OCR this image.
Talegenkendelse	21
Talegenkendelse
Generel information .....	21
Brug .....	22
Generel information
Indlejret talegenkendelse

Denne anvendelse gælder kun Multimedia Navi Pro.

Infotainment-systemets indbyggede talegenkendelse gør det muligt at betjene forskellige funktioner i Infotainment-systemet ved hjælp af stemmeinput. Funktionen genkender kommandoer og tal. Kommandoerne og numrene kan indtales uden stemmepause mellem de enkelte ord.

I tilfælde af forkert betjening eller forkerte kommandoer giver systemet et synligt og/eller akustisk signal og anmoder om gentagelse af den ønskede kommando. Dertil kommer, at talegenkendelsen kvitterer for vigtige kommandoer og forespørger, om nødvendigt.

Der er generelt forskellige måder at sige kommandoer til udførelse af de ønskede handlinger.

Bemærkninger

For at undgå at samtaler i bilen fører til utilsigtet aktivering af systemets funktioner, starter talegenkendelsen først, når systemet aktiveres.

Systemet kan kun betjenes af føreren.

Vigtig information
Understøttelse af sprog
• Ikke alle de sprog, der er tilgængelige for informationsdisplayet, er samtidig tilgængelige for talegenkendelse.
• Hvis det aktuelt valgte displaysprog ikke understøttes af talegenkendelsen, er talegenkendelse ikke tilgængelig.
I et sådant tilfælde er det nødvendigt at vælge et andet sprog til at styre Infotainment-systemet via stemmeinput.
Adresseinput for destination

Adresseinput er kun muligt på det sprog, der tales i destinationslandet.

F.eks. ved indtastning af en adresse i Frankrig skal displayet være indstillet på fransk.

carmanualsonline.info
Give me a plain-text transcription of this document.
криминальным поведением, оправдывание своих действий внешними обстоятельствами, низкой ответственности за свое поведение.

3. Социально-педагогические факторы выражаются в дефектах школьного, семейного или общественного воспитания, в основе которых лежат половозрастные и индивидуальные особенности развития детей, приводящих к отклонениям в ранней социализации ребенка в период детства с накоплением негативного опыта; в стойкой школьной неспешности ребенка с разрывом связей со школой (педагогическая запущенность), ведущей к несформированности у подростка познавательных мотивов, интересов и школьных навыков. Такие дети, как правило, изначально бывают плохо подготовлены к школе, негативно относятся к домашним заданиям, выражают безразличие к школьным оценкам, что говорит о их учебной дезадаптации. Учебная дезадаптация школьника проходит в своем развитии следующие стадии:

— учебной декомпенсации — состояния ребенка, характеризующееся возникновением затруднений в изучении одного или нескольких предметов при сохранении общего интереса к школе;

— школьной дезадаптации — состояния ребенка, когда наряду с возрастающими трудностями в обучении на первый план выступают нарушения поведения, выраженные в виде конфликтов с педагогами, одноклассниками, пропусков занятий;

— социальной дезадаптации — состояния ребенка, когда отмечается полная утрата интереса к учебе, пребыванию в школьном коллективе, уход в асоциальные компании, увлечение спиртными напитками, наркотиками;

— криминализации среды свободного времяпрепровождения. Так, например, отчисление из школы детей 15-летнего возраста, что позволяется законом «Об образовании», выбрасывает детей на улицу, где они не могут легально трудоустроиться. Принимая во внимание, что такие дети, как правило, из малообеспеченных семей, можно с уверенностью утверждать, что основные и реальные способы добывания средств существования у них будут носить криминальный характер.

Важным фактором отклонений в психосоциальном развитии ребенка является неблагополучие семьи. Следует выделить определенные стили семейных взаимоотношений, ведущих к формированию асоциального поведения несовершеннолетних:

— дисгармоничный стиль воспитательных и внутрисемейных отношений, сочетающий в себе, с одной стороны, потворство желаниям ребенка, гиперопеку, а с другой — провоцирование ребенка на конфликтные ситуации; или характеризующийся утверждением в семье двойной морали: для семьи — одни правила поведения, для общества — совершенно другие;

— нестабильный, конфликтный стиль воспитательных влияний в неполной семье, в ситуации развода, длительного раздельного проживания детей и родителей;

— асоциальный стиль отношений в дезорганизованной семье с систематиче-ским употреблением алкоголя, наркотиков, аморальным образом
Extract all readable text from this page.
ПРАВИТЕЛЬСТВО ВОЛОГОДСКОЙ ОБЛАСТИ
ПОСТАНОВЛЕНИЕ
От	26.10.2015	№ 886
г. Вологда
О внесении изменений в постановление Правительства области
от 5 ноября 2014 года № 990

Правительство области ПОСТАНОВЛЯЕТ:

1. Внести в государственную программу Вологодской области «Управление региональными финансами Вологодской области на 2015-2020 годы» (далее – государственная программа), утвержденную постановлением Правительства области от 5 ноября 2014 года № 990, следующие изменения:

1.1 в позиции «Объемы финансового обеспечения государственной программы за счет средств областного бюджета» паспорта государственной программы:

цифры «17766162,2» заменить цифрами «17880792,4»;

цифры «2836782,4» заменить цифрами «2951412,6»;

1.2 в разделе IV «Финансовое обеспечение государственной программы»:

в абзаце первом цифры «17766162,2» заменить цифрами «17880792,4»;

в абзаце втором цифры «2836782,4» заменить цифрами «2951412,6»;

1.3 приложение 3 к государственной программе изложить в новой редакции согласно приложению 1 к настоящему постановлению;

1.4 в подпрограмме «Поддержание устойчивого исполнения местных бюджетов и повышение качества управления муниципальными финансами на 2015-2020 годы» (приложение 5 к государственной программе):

▸ **Goal**
From the line with "Extract all readable text from this page." to the last line of the material, give every line again exactly, and only those lines.

▸ **Full output**
Extract all readable text from this page.
ПРАВИТЕЛЬСТВО ВОЛОГОДСКОЙ ОБЛАСТИ
ПОСТАНОВЛЕНИЕ
От	26.10.2015	№ 886
г. Вологда
О внесении изменений в постановление Правительства области
от 5 ноября 2014 года № 990

Правительство области ПОСТАНОВЛЯЕТ:

1. Внести в государственную программу Вологодской области «Управление региональными финансами Вологодской области на 2015-2020 годы» (далее – государственная программа), утвержденную постановлением Правительства области от 5 ноября 2014 года № 990, следующие изменения:

1.1 в позиции «Объемы финансового обеспечения государственной программы за счет средств областного бюджета» паспорта государственной программы:

цифры «17766162,2» заменить цифрами «17880792,4»;

цифры «2836782,4» заменить цифрами «2951412,6»;

1.2 в разделе IV «Финансовое обеспечение государственной программы»:

в абзаце первом цифры «17766162,2» заменить цифрами «17880792,4»;

в абзаце втором цифры «2836782,4» заменить цифрами «2951412,6»;

1.3 приложение 3 к государственной программе изложить в новой редакции согласно приложению 1 к настоящему постановлению;

1.4 в подпрограмме «Поддержание устойчивого исполнения местных бюджетов и повышение качества управления муниципальными финансами на 2015-2020 годы» (приложение 5 к государственной программе):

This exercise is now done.